Stated task: Faithfully return all lines, omitting every embedded picture.

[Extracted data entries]
***
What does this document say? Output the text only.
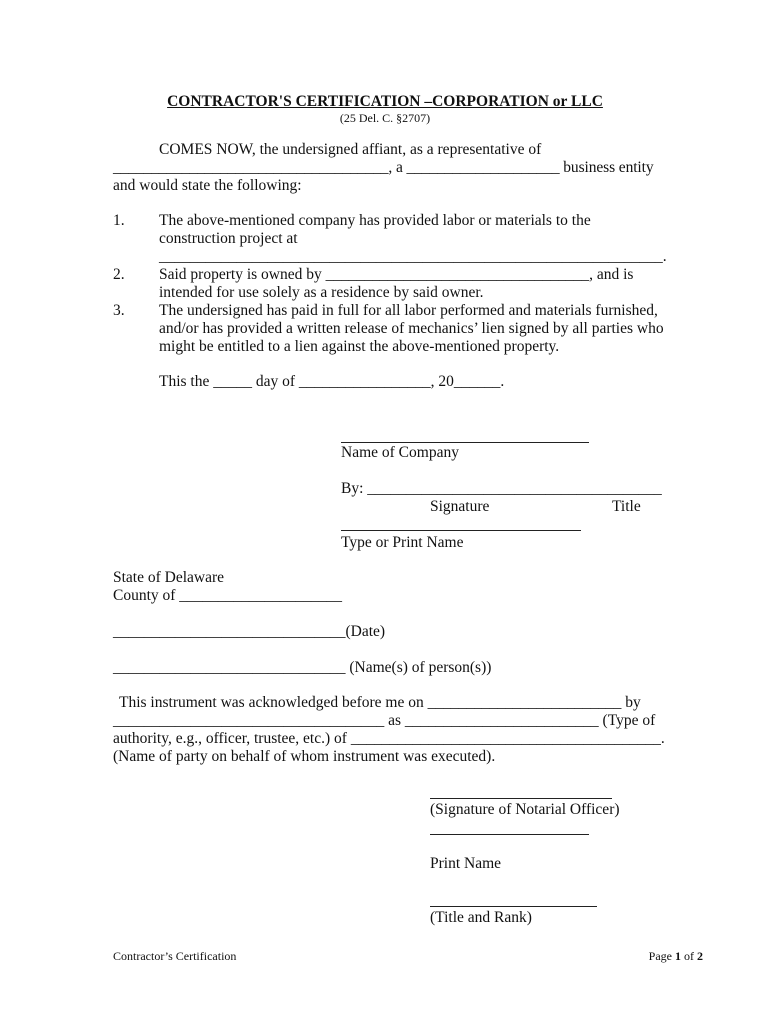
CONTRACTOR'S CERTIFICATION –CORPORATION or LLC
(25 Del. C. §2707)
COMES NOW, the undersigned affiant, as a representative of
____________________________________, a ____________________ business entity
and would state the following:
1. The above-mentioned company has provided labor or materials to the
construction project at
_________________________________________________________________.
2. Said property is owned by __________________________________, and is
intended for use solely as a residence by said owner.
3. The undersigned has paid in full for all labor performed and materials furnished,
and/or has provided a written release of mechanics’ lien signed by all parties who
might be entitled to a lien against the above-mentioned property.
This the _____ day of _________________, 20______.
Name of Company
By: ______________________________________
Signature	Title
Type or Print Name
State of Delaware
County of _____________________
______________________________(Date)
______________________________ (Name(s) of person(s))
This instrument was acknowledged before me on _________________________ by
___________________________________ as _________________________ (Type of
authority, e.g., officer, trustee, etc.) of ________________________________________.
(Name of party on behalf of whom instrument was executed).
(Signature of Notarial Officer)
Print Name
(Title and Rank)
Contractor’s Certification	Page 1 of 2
***
Written reply:
What does this document say? Output the text only.
CONTRACTOR'S CERTIFICATION –CORPORATION or LLC
(25 Del. C. §2707)
COMES NOW, the undersigned affiant, as a representative of
____________________________________, a ____________________ business entity
and would state the following:
1. The above-mentioned company has provided labor or materials to the
construction project at
_________________________________________________________________.
2. Said property is owned by __________________________________, and is
intended for use solely as a residence by said owner.
3. The undersigned has paid in full for all labor performed and materials furnished,
and/or has provided a written release of mechanics’ lien signed by all parties who
might be entitled to a lien against the above-mentioned property.
This the _____ day of _________________, 20______.
Name of Company
By: ______________________________________
Signature	Title
Type or Print Name
State of Delaware
County of _____________________
______________________________(Date)
______________________________ (Name(s) of person(s))
This instrument was acknowledged before me on _________________________ by
___________________________________ as _________________________ (Type of
authority, e.g., officer, trustee, etc.) of ________________________________________.
(Name of party on behalf of whom instrument was executed).
(Signature of Notarial Officer)
Print Name
(Title and Rank)
Contractor’s Certification	Page 1 of 2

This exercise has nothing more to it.